(Excerpt from a dataset)
>>>>>
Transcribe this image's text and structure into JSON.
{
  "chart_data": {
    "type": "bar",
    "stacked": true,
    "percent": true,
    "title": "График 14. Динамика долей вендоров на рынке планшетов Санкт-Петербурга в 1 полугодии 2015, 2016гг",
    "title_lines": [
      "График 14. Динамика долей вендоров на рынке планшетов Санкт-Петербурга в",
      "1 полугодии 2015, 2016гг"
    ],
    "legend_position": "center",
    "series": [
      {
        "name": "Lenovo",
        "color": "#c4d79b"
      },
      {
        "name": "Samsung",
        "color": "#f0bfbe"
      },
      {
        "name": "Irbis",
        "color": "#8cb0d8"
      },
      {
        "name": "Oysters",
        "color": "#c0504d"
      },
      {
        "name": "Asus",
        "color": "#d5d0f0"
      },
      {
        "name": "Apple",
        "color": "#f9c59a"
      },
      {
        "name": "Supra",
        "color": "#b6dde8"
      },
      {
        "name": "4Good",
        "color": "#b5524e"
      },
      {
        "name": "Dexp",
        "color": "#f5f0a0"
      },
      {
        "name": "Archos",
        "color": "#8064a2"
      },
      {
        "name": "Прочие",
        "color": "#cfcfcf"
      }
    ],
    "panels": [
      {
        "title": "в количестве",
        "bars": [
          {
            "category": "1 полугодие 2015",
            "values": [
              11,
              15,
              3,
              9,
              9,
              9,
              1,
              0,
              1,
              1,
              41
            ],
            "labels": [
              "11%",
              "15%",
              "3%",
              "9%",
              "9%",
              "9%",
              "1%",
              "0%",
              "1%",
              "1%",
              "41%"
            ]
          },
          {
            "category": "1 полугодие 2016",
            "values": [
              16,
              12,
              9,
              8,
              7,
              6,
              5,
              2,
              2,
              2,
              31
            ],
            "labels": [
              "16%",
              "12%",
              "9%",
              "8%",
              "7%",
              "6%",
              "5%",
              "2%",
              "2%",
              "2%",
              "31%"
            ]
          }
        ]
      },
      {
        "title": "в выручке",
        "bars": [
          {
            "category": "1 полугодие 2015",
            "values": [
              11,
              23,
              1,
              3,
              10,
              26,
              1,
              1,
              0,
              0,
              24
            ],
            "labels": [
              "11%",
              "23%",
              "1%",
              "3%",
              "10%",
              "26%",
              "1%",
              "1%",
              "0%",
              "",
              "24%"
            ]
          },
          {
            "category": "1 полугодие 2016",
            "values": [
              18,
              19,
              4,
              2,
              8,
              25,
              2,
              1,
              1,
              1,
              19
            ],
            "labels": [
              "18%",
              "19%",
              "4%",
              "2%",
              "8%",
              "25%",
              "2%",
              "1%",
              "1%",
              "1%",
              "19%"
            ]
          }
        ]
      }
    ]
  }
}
<<<<<
Give every line of the material that includes the string "вендоров".

**RESULT**
    "title": "График 14. Динамика долей вендоров на рынке планшетов Санкт-Петербурга в 1 полугодии 2015, 2016гг",
      "График 14. Динамика долей вендоров на рынке планшетов Санкт-Петербурга в",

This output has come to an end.